(Records about charts and figures)
+ + + + + + +
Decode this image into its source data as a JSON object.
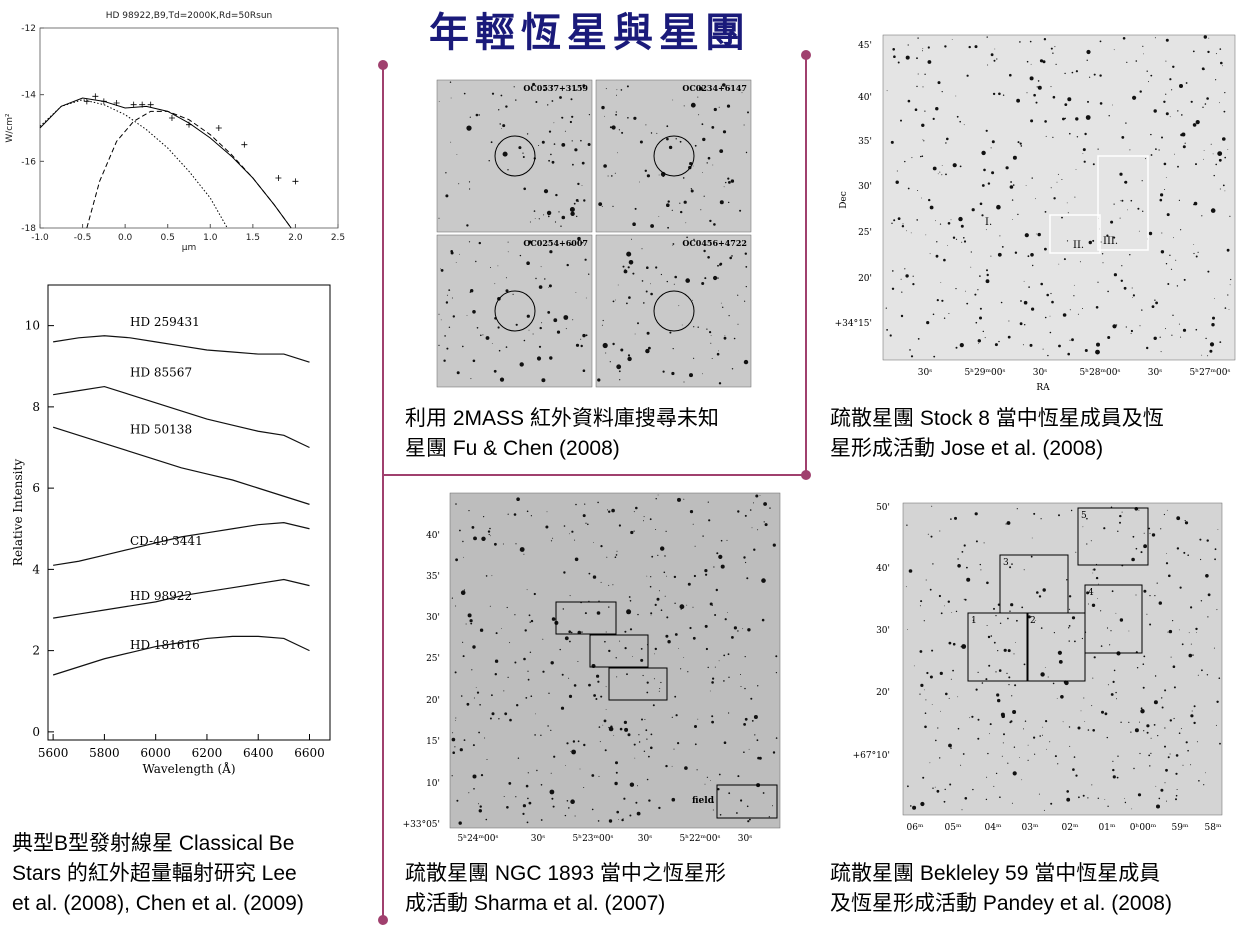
{
  "header": {
    "title": "年輕恆星與星團"
  },
  "sed": {
    "title": "HD 98922,B9,Td=2000K,Rd=50Rsun",
    "xlabel": "μm",
    "ylabel": "W/cm²",
    "xlim": [
      -1,
      2.5
    ],
    "ylim": [
      -18,
      -12
    ],
    "xticks": [
      {
        "value": -1,
        "label": "-1.0"
      },
      {
        "value": -0.5,
        "label": "-0.5"
      },
      {
        "value": 0,
        "label": "0.0"
      },
      {
        "value": 0.5,
        "label": "0.5"
      },
      {
        "value": 1,
        "label": "1.0"
      },
      {
        "value": 1.5,
        "label": "1.5"
      },
      {
        "value": 2,
        "label": "2.0"
      },
      {
        "value": 2.5,
        "label": "2.5"
      }
    ],
    "yticks": [
      -12,
      -14,
      -16,
      -18
    ],
    "points": {
      "x": [
        -0.45,
        -0.35,
        -0.25,
        -0.1,
        0.1,
        0.2,
        0.3,
        0.55,
        0.75,
        1.1,
        1.4,
        1.8,
        2.0
      ],
      "y": [
        -14.2,
        -14.05,
        -14.2,
        -14.25,
        -14.3,
        -14.3,
        -14.3,
        -14.7,
        -14.9,
        -15.0,
        -15.5,
        -16.5,
        -16.6
      ]
    },
    "curves": [
      {
        "style": "solid",
        "x": [
          -1,
          -0.75,
          -0.5,
          -0.25,
          0,
          0.25,
          0.5,
          0.75,
          1,
          1.25,
          1.5,
          1.75,
          1.95
        ],
        "y": [
          -15,
          -14.35,
          -14.1,
          -14.2,
          -14.4,
          -14.35,
          -14.5,
          -14.85,
          -15.3,
          -15.85,
          -16.5,
          -17.3,
          -18
        ]
      },
      {
        "style": "dotted",
        "x": [
          -1,
          -0.75,
          -0.5,
          -0.25,
          0,
          0.25,
          0.5,
          0.75,
          1,
          1.2
        ],
        "y": [
          -14.95,
          -14.35,
          -14.15,
          -14.3,
          -14.6,
          -15.05,
          -15.6,
          -16.3,
          -17.1,
          -18
        ]
      },
      {
        "style": "dashed",
        "x": [
          -0.45,
          -0.3,
          -0.1,
          0.1,
          0.3,
          0.5,
          0.75,
          1,
          1.25,
          1.5,
          1.75,
          1.95
        ],
        "y": [
          -18,
          -16.6,
          -15.4,
          -14.8,
          -14.5,
          -14.5,
          -14.75,
          -15.2,
          -15.8,
          -16.5,
          -17.3,
          -18
        ]
      }
    ]
  },
  "spectra": {
    "xlabel": "Wavelength (Å)",
    "ylabel": "Relative Intensity",
    "xlim": [
      5580,
      6680
    ],
    "ylim": [
      -0.2,
      11
    ],
    "xticks": [
      5600,
      5800,
      6000,
      6200,
      6400,
      6600
    ],
    "yticks": [
      0,
      2,
      4,
      6,
      8,
      10
    ],
    "x": [
      5600,
      5700,
      5800,
      5900,
      6000,
      6100,
      6200,
      6300,
      6400,
      6500,
      6600
    ],
    "series": [
      {
        "name": "HD 259431",
        "values": [
          9.6,
          9.7,
          9.75,
          9.7,
          9.6,
          9.5,
          9.4,
          9.35,
          9.3,
          9.3,
          9.1
        ]
      },
      {
        "name": "HD 85567",
        "values": [
          8.3,
          8.4,
          8.5,
          8.3,
          8.1,
          7.9,
          7.7,
          7.55,
          7.4,
          7.3,
          7.0
        ]
      },
      {
        "name": "HD 50138",
        "values": [
          7.5,
          7.3,
          7.1,
          6.9,
          6.7,
          6.5,
          6.35,
          6.2,
          6.0,
          5.8,
          5.6
        ]
      },
      {
        "name": "CD-49 3441",
        "values": [
          4.1,
          4.2,
          4.35,
          4.5,
          4.65,
          4.8,
          4.9,
          5.0,
          5.1,
          5.15,
          5.0
        ]
      },
      {
        "name": "HD 98922",
        "values": [
          2.8,
          2.9,
          3.0,
          3.1,
          3.2,
          3.35,
          3.45,
          3.55,
          3.65,
          3.75,
          3.6
        ]
      },
      {
        "name": "HD 181616",
        "values": [
          1.4,
          1.6,
          1.8,
          1.95,
          2.1,
          2.2,
          2.3,
          2.35,
          2.35,
          2.3,
          2.0
        ]
      }
    ]
  },
  "be_caption": {
    "lines": [
      "典型B型發射線星 Classical Be",
      "Stars 的紅外超量輻射研究 Lee",
      "et al. (2008), Chen et al. (2009)"
    ]
  },
  "oc_search": {
    "labels": [
      "OC0537+3159",
      "OC0234+6147",
      "OC0254+6007",
      "OC0456+4722"
    ],
    "caption": [
      "利用 2MASS 紅外資料庫搜尋未知",
      "星團 Fu & Chen (2008)"
    ]
  },
  "stock8": {
    "ylabel": "Dec",
    "xlabel": "RA",
    "yticks": [
      "45'",
      "40'",
      "35'",
      "30'",
      "25'",
      "20'",
      "+34°15'"
    ],
    "xticks": [
      "30ˢ",
      "5ʰ29ᵐ00ˢ",
      "30ˢ",
      "5ʰ28ᵐ00ˢ",
      "30ˢ",
      "5ʰ27ᵐ00ˢ"
    ],
    "regions": [
      "I.",
      "II.",
      "III."
    ],
    "caption": [
      "疏散星團 Stock 8 當中恆星成員及恆",
      "星形成活動 Jose et al. (2008)"
    ]
  },
  "ngc1893": {
    "yticks": [
      "40'",
      "35'",
      "30'",
      "25'",
      "20'",
      "15'",
      "10'",
      "+33°05'"
    ],
    "xticks": [
      "5ʰ24ᵐ00ˢ",
      "30ˢ",
      "5ʰ23ᵐ00ˢ",
      "30ˢ",
      "5ʰ22ᵐ00ˢ",
      "30ˢ"
    ],
    "field": "field",
    "caption": [
      "疏散星團 NGC 1893 當中之恆星形",
      "成活動 Sharma et al. (2007)"
    ]
  },
  "be59": {
    "yticks": [
      "50'",
      "40'",
      "30'",
      "20'",
      "+67°10'"
    ],
    "xticks": [
      "06ᵐ",
      "05ᵐ",
      "04ᵐ",
      "03ᵐ",
      "02ᵐ",
      "01ᵐ",
      "0ʰ00ᵐ",
      "59ᵐ",
      "58ᵐ"
    ],
    "regions": [
      "1",
      "2",
      "3",
      "4",
      "5"
    ],
    "caption": [
      "疏散星團 Bekleley 59 當中恆星成員",
      "及恆星形成活動 Pandey et al. (2008)"
    ]
  }
}
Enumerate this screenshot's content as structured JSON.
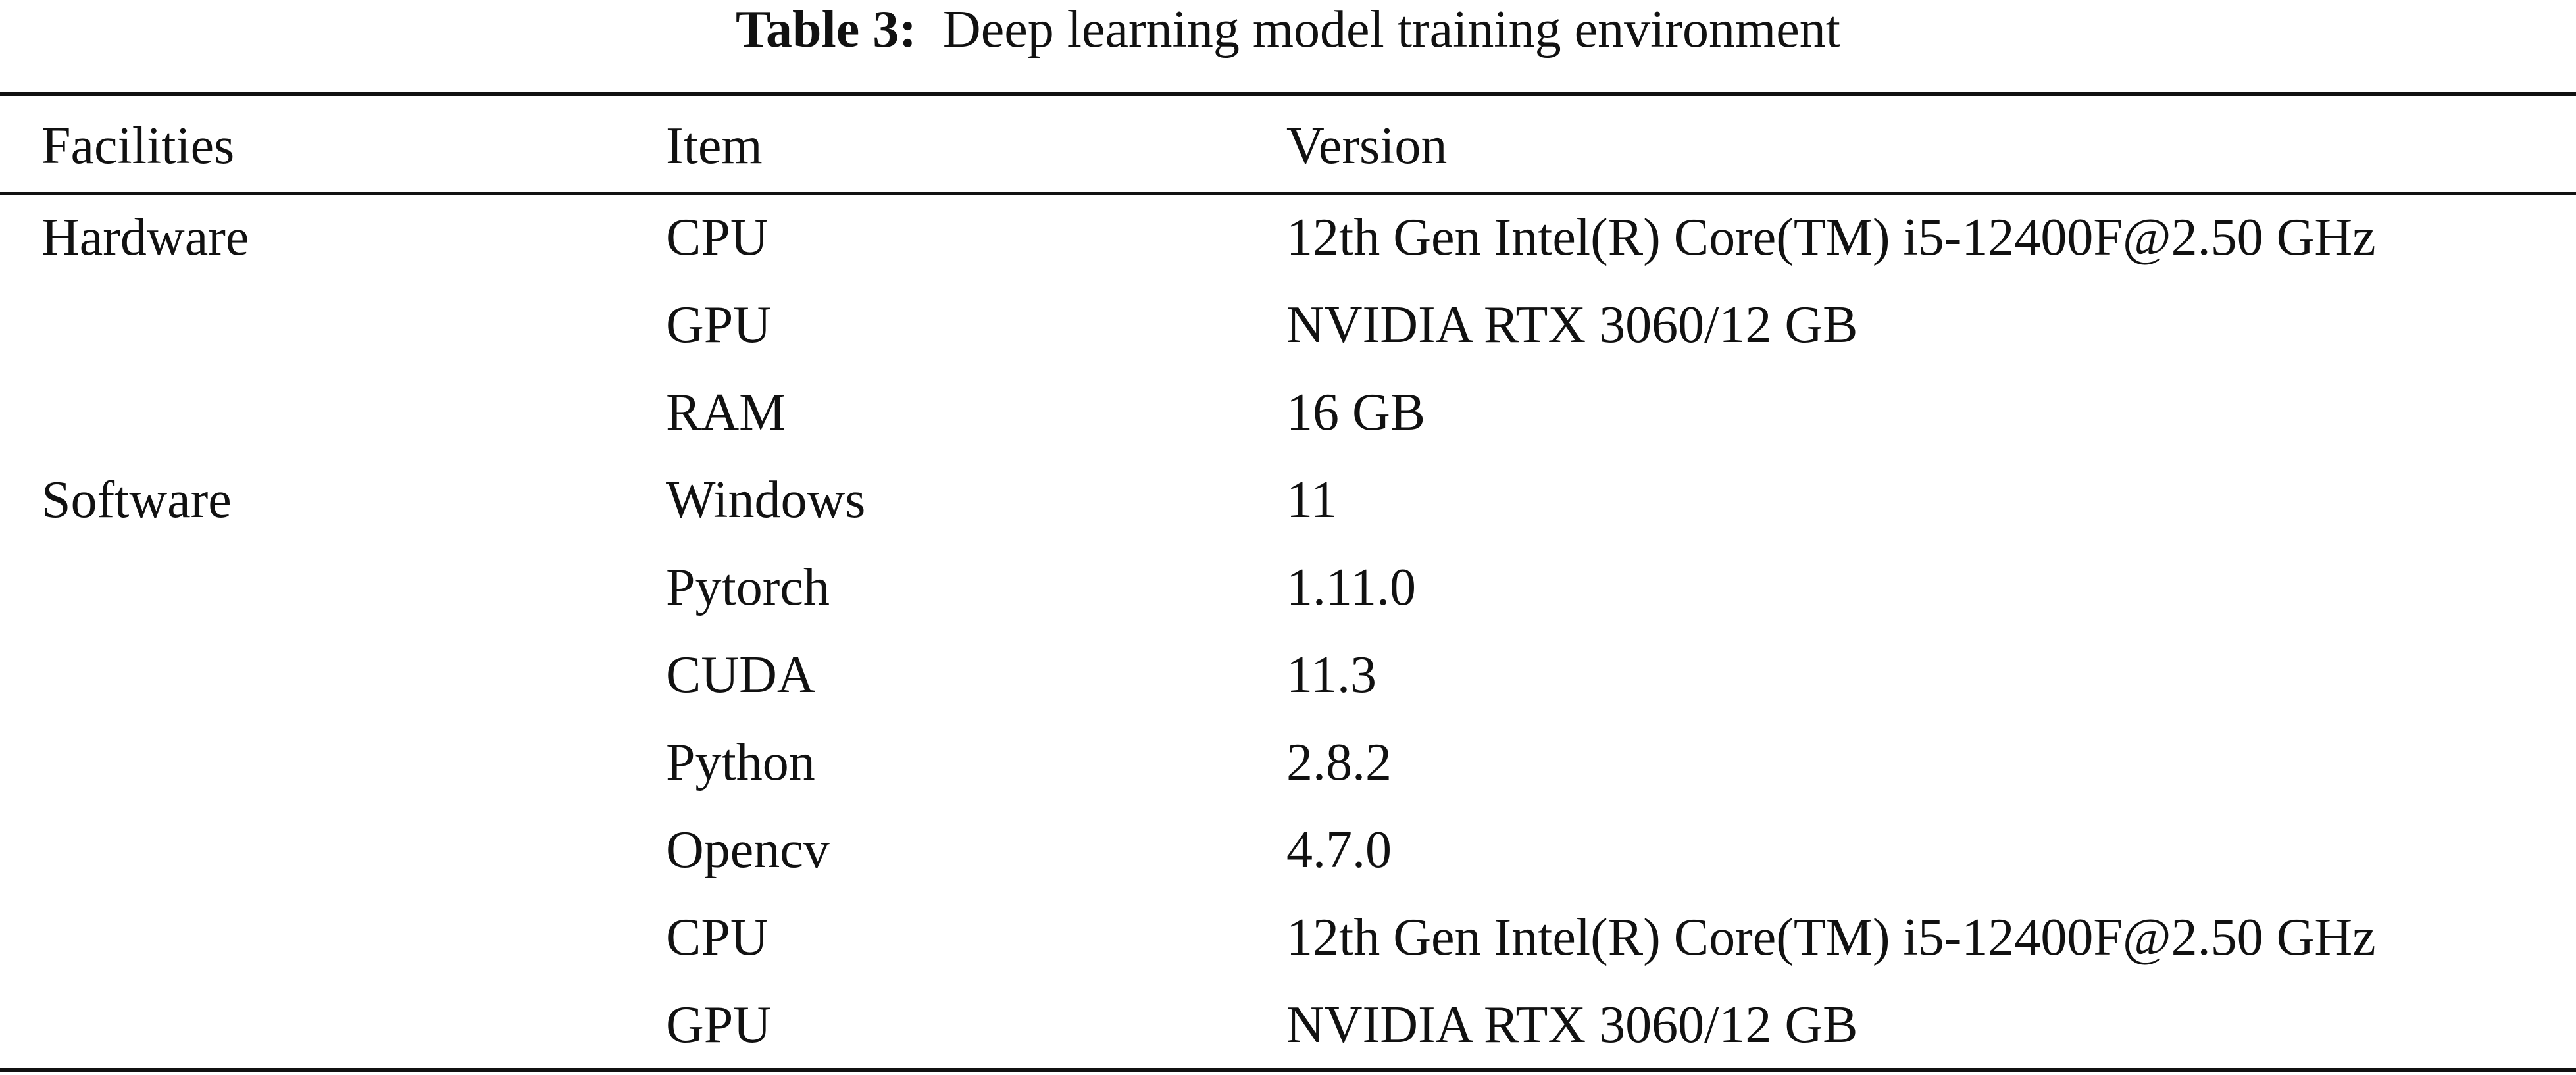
{
  "caption": {
    "label": "Table 3:",
    "text": "Deep learning model training environment"
  },
  "table": {
    "headers": [
      "Facilities",
      "Item",
      "Version"
    ],
    "rows": [
      {
        "facility": "Hardware",
        "item": "CPU",
        "version": "12th Gen Intel(R) Core(TM) i5-12400F@2.50 GHz"
      },
      {
        "facility": "",
        "item": "GPU",
        "version": "NVIDIA RTX 3060/12 GB"
      },
      {
        "facility": "",
        "item": "RAM",
        "version": "16 GB"
      },
      {
        "facility": "Software",
        "item": "Windows",
        "version": "11"
      },
      {
        "facility": "",
        "item": "Pytorch",
        "version": "1.11.0"
      },
      {
        "facility": "",
        "item": "CUDA",
        "version": "11.3"
      },
      {
        "facility": "",
        "item": "Python",
        "version": "2.8.2"
      },
      {
        "facility": "",
        "item": "Opencv",
        "version": "4.7.0"
      },
      {
        "facility": "",
        "item": "CPU",
        "version": "12th Gen Intel(R) Core(TM) i5-12400F@2.50 GHz"
      },
      {
        "facility": "",
        "item": "GPU",
        "version": "NVIDIA RTX 3060/12 GB"
      }
    ]
  }
}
+ + + + + + +
■ **EXERCISE INSTRUCTIONS**: Take the data above and repeat it exactly, leaving each picture out.

■ **SOLVED PROBLEM**:
Decode this image into its source data as a JSON object.
{
  "header": {
    "title": "年輕恆星與星團"
  },
  "sed": {
    "title": "HD 98922,B9,Td=2000K,Rd=50Rsun",
    "xlabel": "μm",
    "ylabel": "W/cm²",
    "xlim": [
      -1,
      2.5
    ],
    "ylim": [
      -18,
      -12
    ],
    "xticks": [
      {
        "value": -1,
        "label": "-1.0"
      },
      {
        "value": -0.5,
        "label": "-0.5"
      },
      {
        "value": 0,
        "label": "0.0"
      },
      {
        "value": 0.5,
        "label": "0.5"
      },
      {
        "value": 1,
        "label": "1.0"
      },
      {
        "value": 1.5,
        "label": "1.5"
      },
      {
        "value": 2,
        "label": "2.0"
      },
      {
        "value": 2.5,
        "label": "2.5"
      }
    ],
    "yticks": [
      -12,
      -14,
      -16,
      -18
    ],
    "points": {
      "x": [
        -0.45,
        -0.35,
        -0.25,
        -0.1,
        0.1,
        0.2,
        0.3,
        0.55,
        0.75,
        1.1,
        1.4,
        1.8,
        2.0
      ],
      "y": [
        -14.2,
        -14.05,
        -14.2,
        -14.25,
        -14.3,
        -14.3,
        -14.3,
        -14.7,
        -14.9,
        -15.0,
        -15.5,
        -16.5,
        -16.6
      ]
    },
    "curves": [
      {
        "style": "solid",
        "x": [
          -1,
          -0.75,
          -0.5,
          -0.25,
          0,
          0.25,
          0.5,
          0.75,
          1,
          1.25,
          1.5,
          1.75,
          1.95
        ],
        "y": [
          -15,
          -14.35,
          -14.1,
          -14.2,
          -14.4,
          -14.35,
          -14.5,
          -14.85,
          -15.3,
          -15.85,
          -16.5,
          -17.3,
          -18
        ]
      },
      {
        "style": "dotted",
        "x": [
          -1,
          -0.75,
          -0.5,
          -0.25,
          0,
          0.25,
          0.5,
          0.75,
          1,
          1.2
        ],
        "y": [
          -14.95,
          -14.35,
          -14.15,
          -14.3,
          -14.6,
          -15.05,
          -15.6,
          -16.3,
          -17.1,
          -18
        ]
      },
      {
        "style": "dashed",
        "x": [
          -0.45,
          -0.3,
          -0.1,
          0.1,
          0.3,
          0.5,
          0.75,
          1,
          1.25,
          1.5,
          1.75,
          1.95
        ],
        "y": [
          -18,
          -16.6,
          -15.4,
          -14.8,
          -14.5,
          -14.5,
          -14.75,
          -15.2,
          -15.8,
          -16.5,
          -17.3,
          -18
        ]
      }
    ]
  },
  "spectra": {
    "xlabel": "Wavelength (Å)",
    "ylabel": "Relative Intensity",
    "xlim": [
      5580,
      6680
    ],
    "ylim": [
      -0.2,
      11
    ],
    "xticks": [
      5600,
      5800,
      6000,
      6200,
      6400,
      6600
    ],
    "yticks": [
      0,
      2,
      4,
      6,
      8,
      10
    ],
    "x": [
      5600,
      5700,
      5800,
      5900,
      6000,
      6100,
      6200,
      6300,
      6400,
      6500,
      6600
    ],
    "series": [
      {
        "name": "HD 259431",
        "values": [
          9.6,
          9.7,
          9.75,
          9.7,
          9.6,
          9.5,
          9.4,
          9.35,
          9.3,
          9.3,
          9.1
        ]
      },
      {
        "name": "HD 85567",
        "values": [
          8.3,
          8.4,
          8.5,
          8.3,
          8.1,
          7.9,
          7.7,
          7.55,
          7.4,
          7.3,
          7.0
        ]
      },
      {
        "name": "HD 50138",
        "values": [
          7.5,
          7.3,
          7.1,
          6.9,
          6.7,
          6.5,
          6.35,
          6.2,
          6.0,
          5.8,
          5.6
        ]
      },
      {
        "name": "CD-49 3441",
        "values": [
          4.1,
          4.2,
          4.35,
          4.5,
          4.65,
          4.8,
          4.9,
          5.0,
          5.1,
          5.15,
          5.0
        ]
      },
      {
        "name": "HD 98922",
        "values": [
          2.8,
          2.9,
          3.0,
          3.1,
          3.2,
          3.35,
          3.45,
          3.55,
          3.65,
          3.75,
          3.6
        ]
      },
      {
        "name": "HD 181616",
        "values": [
          1.4,
          1.6,
          1.8,
          1.95,
          2.1,
          2.2,
          2.3,
          2.35,
          2.35,
          2.3,
          2.0
        ]
      }
    ]
  },
  "be_caption": {
    "lines": [
      "典型B型發射線星 Classical Be",
      "Stars 的紅外超量輻射研究 Lee",
      "et al. (2008), Chen et al. (2009)"
    ]
  },
  "oc_search": {
    "labels": [
      "OC0537+3159",
      "OC0234+6147",
      "OC0254+6007",
      "OC0456+4722"
    ],
    "caption": [
      "利用 2MASS 紅外資料庫搜尋未知",
      "星團 Fu & Chen (2008)"
    ]
  },
  "stock8": {
    "ylabel": "Dec",
    "xlabel": "RA",
    "yticks": [
      "45'",
      "40'",
      "35'",
      "30'",
      "25'",
      "20'",
      "+34°15'"
    ],
    "xticks": [
      "30ˢ",
      "5ʰ29ᵐ00ˢ",
      "30ˢ",
      "5ʰ28ᵐ00ˢ",
      "30ˢ",
      "5ʰ27ᵐ00ˢ"
    ],
    "regions": [
      "I.",
      "II.",
      "III."
    ],
    "caption": [
      "疏散星團 Stock 8 當中恆星成員及恆",
      "星形成活動 Jose et al. (2008)"
    ]
  },
  "ngc1893": {
    "yticks": [
      "40'",
      "35'",
      "30'",
      "25'",
      "20'",
      "15'",
      "10'",
      "+33°05'"
    ],
    "xticks": [
      "5ʰ24ᵐ00ˢ",
      "30ˢ",
      "5ʰ23ᵐ00ˢ",
      "30ˢ",
      "5ʰ22ᵐ00ˢ",
      "30ˢ"
    ],
    "field": "field",
    "caption": [
      "疏散星團 NGC 1893 當中之恆星形",
      "成活動 Sharma et al. (2007)"
    ]
  },
  "be59": {
    "yticks": [
      "50'",
      "40'",
      "30'",
      "20'",
      "+67°10'"
    ],
    "xticks": [
      "06ᵐ",
      "05ᵐ",
      "04ᵐ",
      "03ᵐ",
      "02ᵐ",
      "01ᵐ",
      "0ʰ00ᵐ",
      "59ᵐ",
      "58ᵐ"
    ],
    "regions": [
      "1",
      "2",
      "3",
      "4",
      "5"
    ],
    "caption": [
      "疏散星團 Bekleley 59 當中恆星成員",
      "及恆星形成活動 Pandey et al. (2008)"
    ]
  }
}
Enumerate this screenshot's content as structured JSON.
{
  "caption": {
    "label": "Table 3:",
    "text": "Deep learning model training environment"
  },
  "table": {
    "headers": [
      "Facilities",
      "Item",
      "Version"
    ],
    "rows": [
      {
        "facility": "Hardware",
        "item": "CPU",
        "version": "12th Gen Intel(R) Core(TM) i5-12400F@2.50 GHz"
      },
      {
        "facility": "",
        "item": "GPU",
        "version": "NVIDIA RTX 3060/12 GB"
      },
      {
        "facility": "",
        "item": "RAM",
        "version": "16 GB"
      },
      {
        "facility": "Software",
        "item": "Windows",
        "version": "11"
      },
      {
        "facility": "",
        "item": "Pytorch",
        "version": "1.11.0"
      },
      {
        "facility": "",
        "item": "CUDA",
        "version": "11.3"
      },
      {
        "facility": "",
        "item": "Python",
        "version": "2.8.2"
      },
      {
        "facility": "",
        "item": "Opencv",
        "version": "4.7.0"
      },
      {
        "facility": "",
        "item": "CPU",
        "version": "12th Gen Intel(R) Core(TM) i5-12400F@2.50 GHz"
      },
      {
        "facility": "",
        "item": "GPU",
        "version": "NVIDIA RTX 3060/12 GB"
      }
    ]
  }
}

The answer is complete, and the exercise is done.